----- Task data

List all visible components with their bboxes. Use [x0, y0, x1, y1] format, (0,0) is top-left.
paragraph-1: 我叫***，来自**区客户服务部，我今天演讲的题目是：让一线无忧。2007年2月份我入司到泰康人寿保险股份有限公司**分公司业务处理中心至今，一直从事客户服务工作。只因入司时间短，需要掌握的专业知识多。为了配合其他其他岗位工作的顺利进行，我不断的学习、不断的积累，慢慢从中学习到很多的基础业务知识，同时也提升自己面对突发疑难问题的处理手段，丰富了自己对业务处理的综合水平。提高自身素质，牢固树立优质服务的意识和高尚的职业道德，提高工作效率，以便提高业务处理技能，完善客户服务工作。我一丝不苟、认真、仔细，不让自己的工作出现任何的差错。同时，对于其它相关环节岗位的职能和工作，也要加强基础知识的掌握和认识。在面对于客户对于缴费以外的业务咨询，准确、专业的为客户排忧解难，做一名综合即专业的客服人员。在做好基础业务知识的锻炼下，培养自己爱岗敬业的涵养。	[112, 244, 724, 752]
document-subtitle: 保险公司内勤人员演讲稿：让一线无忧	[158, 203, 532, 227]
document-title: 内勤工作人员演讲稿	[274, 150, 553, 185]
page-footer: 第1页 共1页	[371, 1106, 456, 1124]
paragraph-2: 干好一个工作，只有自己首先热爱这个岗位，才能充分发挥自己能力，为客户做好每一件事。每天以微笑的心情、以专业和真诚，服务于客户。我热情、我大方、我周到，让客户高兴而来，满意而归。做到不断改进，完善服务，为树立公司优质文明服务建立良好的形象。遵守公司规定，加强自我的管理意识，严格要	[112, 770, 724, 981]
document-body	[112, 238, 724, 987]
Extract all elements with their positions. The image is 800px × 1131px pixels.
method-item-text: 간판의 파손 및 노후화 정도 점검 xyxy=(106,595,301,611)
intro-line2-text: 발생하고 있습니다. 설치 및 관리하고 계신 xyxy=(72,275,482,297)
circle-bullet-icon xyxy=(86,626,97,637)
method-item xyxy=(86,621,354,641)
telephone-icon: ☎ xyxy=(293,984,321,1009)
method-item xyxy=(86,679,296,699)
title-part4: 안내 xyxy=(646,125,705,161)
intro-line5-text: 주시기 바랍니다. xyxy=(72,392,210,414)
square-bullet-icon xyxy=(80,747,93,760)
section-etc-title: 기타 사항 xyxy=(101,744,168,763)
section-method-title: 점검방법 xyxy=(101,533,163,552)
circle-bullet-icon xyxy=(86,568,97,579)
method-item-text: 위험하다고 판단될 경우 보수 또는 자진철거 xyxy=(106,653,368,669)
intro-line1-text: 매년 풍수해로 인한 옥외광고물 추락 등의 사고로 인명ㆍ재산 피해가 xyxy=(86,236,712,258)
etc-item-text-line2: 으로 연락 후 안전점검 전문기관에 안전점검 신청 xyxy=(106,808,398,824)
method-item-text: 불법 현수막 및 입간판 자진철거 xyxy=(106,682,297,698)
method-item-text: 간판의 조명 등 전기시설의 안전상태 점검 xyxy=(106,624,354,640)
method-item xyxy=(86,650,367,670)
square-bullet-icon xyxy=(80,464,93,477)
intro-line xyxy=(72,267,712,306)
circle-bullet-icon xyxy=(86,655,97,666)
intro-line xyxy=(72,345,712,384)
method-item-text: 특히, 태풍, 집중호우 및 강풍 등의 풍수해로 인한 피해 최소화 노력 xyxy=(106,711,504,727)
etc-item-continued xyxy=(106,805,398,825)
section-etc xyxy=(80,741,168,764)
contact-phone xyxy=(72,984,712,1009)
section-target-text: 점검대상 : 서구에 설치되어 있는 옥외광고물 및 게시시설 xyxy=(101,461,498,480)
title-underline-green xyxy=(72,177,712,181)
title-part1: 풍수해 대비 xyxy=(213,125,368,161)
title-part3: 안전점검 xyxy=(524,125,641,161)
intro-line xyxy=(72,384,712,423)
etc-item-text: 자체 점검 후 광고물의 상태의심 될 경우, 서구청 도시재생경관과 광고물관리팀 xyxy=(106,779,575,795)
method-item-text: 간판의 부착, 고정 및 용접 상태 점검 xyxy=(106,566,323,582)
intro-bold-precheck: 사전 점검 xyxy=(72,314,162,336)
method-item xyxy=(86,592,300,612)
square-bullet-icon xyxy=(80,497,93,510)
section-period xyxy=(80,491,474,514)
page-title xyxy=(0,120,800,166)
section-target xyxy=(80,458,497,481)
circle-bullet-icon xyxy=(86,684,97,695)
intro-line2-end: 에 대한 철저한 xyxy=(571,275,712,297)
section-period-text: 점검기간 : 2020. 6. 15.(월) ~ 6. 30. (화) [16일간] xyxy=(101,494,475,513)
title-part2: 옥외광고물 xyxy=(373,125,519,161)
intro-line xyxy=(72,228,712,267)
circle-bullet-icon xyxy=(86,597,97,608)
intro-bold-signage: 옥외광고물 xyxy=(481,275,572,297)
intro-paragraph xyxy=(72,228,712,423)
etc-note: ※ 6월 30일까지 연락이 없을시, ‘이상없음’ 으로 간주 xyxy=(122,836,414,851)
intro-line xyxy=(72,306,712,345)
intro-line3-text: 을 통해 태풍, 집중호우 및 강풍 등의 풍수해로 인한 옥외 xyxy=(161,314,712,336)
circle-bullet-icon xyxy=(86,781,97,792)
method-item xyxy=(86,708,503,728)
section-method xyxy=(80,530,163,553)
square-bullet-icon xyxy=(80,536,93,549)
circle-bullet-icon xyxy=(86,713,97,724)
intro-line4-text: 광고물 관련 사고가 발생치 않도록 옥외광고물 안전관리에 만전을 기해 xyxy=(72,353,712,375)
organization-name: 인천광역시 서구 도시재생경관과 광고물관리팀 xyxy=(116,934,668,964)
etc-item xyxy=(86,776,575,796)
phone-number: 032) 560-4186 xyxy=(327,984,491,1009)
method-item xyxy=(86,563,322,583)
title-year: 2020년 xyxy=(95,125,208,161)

----------

_Stated goal_.
Arrange every line of the records above as a single numbered list, leaving out any blank lines.

_Correct answer_.
1. List all visible components with their bboxes. Use [x0, y0, x1, y1] format, (0,0) is top-left.
2. paragraph-1: 我叫***，来自**区客户服务部，我今天演讲的题目是：让一线无忧。2007年2月份我入司到泰康人寿保险股份有限公司**分公司业务处理中心至今，一直从事客户服务工作。只因入司时间短，需要掌握的专业知识多。为了配合其他其他岗位工作的顺利进行，我不断的学习、不断的积累，慢慢从中学习到很多的基础业务知识，同时也提升自己面对突发疑难问题的处理手段，丰富了自己对业务处理的综合水平。提高自身素质，牢固树立优质服务的意识和高尚的职业道德，提高工作效率，以便提高业务处理技能，完善客户服务工作。我一丝不苟、认真、仔细，不让自己的工作出现任何的差错。同时，对于其它相关环节岗位的职能和工作，也要加强基础知识的掌握和认识。在面对于客户对于缴费以外的业务咨询，准确、专业的为客户排忧解难，做一名综合即专业的客服人员。在做好基础业务知识的锻炼下，培养自己爱岗敬业的涵养。	[112, 244, 724, 752]
3. document-subtitle: 保险公司内勤人员演讲稿：让一线无忧	[158, 203, 532, 227]
4. document-title: 内勤工作人员演讲稿	[274, 150, 553, 185]
5. page-footer: 第1页 共1页	[371, 1106, 456, 1124]
6. paragraph-2: 干好一个工作，只有自己首先热爱这个岗位，才能充分发挥自己能力，为客户做好每一件事。每天以微笑的心情、以专业和真诚，服务于客户。我热情、我大方、我周到，让客户高兴而来，满意而归。做到不断改进，完善服务，为树立公司优质文明服务建立良好的形象。遵守公司规定，加强自我的管理意识，严格要	[112, 770, 724, 981]
7. document-body	[112, 238, 724, 987]
8. Extract all elements with their positions. The image is 800px × 1131px pixels.
9. method-item-text: 간판의 파손 및 노후화 정도 점검 xyxy=(106,595,301,611)
10. intro-line2-text: 발생하고 있습니다. 설치 및 관리하고 계신 xyxy=(72,275,482,297)
11. circle-bullet-icon xyxy=(86,626,97,637)
12. method-item xyxy=(86,621,354,641)
13. telephone-icon: ☎ xyxy=(293,984,321,1009)
14. method-item xyxy=(86,679,296,699)
15. title-part4: 안내 xyxy=(646,125,705,161)
16. intro-line5-text: 주시기 바랍니다. xyxy=(72,392,210,414)
17. square-bullet-icon xyxy=(80,747,93,760)
18. section-etc-title: 기타 사항 xyxy=(101,744,168,763)
19. section-method-title: 점검방법 xyxy=(101,533,163,552)
20. circle-bullet-icon xyxy=(86,568,97,579)
21. method-item-text: 위험하다고 판단될 경우 보수 또는 자진철거 xyxy=(106,653,368,669)
22. intro-line1-text: 매년 풍수해로 인한 옥외광고물 추락 등의 사고로 인명ㆍ재산 피해가 xyxy=(86,236,712,258)
23. etc-item-text-line2: 으로 연락 후 안전점검 전문기관에 안전점검 신청 xyxy=(106,808,398,824)
24. method-item-text: 불법 현수막 및 입간판 자진철거 xyxy=(106,682,297,698)
25. method-item-text: 간판의 조명 등 전기시설의 안전상태 점검 xyxy=(106,624,354,640)
26. method-item xyxy=(86,650,367,670)
27. square-bullet-icon xyxy=(80,464,93,477)
28. intro-line xyxy=(72,267,712,306)
29. circle-bullet-icon xyxy=(86,655,97,666)
30. intro-line xyxy=(72,345,712,384)
31. method-item-text: 특히, 태풍, 집중호우 및 강풍 등의 풍수해로 인한 피해 최소화 노력 xyxy=(106,711,504,727)
32. etc-item-continued xyxy=(106,805,398,825)
33. section-etc xyxy=(80,741,168,764)
34. contact-phone xyxy=(72,984,712,1009)
35. section-target-text: 점검대상 : 서구에 설치되어 있는 옥외광고물 및 게시시설 xyxy=(101,461,498,480)
36. title-underline-green xyxy=(72,177,712,181)
37. title-part1: 풍수해 대비 xyxy=(213,125,368,161)
38. title-part3: 안전점검 xyxy=(524,125,641,161)
39. intro-line xyxy=(72,384,712,423)
40. etc-item-text: 자체 점검 후 광고물의 상태의심 될 경우, 서구청 도시재생경관과 광고물관리팀 xyxy=(106,779,575,795)
41. method-item-text: 간판의 부착, 고정 및 용접 상태 점검 xyxy=(106,566,323,582)
42. intro-bold-precheck: 사전 점검 xyxy=(72,314,162,336)
43. method-item xyxy=(86,592,300,612)
44. square-bullet-icon xyxy=(80,497,93,510)
45. section-period xyxy=(80,491,474,514)
46. page-title xyxy=(0,120,800,166)
47. section-target xyxy=(80,458,497,481)
48. circle-bullet-icon xyxy=(86,684,97,695)
49. intro-line2-end: 에 대한 철저한 xyxy=(571,275,712,297)
50. section-period-text: 점검기간 : 2020. 6. 15.(월) ~ 6. 30. (화) [16일간] xyxy=(101,494,475,513)
51. title-part2: 옥외광고물 xyxy=(373,125,519,161)
52. intro-line xyxy=(72,228,712,267)
53. circle-bullet-icon xyxy=(86,597,97,608)
54. intro-bold-signage: 옥외광고물 xyxy=(481,275,572,297)
55. intro-paragraph xyxy=(72,228,712,423)
56. etc-note: ※ 6월 30일까지 연락이 없을시, ‘이상없음’ 으로 간주 xyxy=(122,836,414,851)
57. intro-line xyxy=(72,306,712,345)
58. intro-line3-text: 을 통해 태풍, 집중호우 및 강풍 등의 풍수해로 인한 옥외 xyxy=(161,314,712,336)
59. circle-bullet-icon xyxy=(86,781,97,792)
60. method-item xyxy=(86,708,503,728)
61. section-method xyxy=(80,530,163,553)
62. square-bullet-icon xyxy=(80,536,93,549)
63. circle-bullet-icon xyxy=(86,713,97,724)
64. intro-line4-text: 광고물 관련 사고가 발생치 않도록 옥외광고물 안전관리에 만전을 기해 xyxy=(72,353,712,375)
65. organization-name: 인천광역시 서구 도시재생경관과 광고물관리팀 xyxy=(116,934,668,964)
66. etc-item xyxy=(86,776,575,796)
67. phone-number: 032) 560-4186 xyxy=(327,984,491,1009)
68. method-item xyxy=(86,563,322,583)
69. title-year: 2020년 xyxy=(95,125,208,161)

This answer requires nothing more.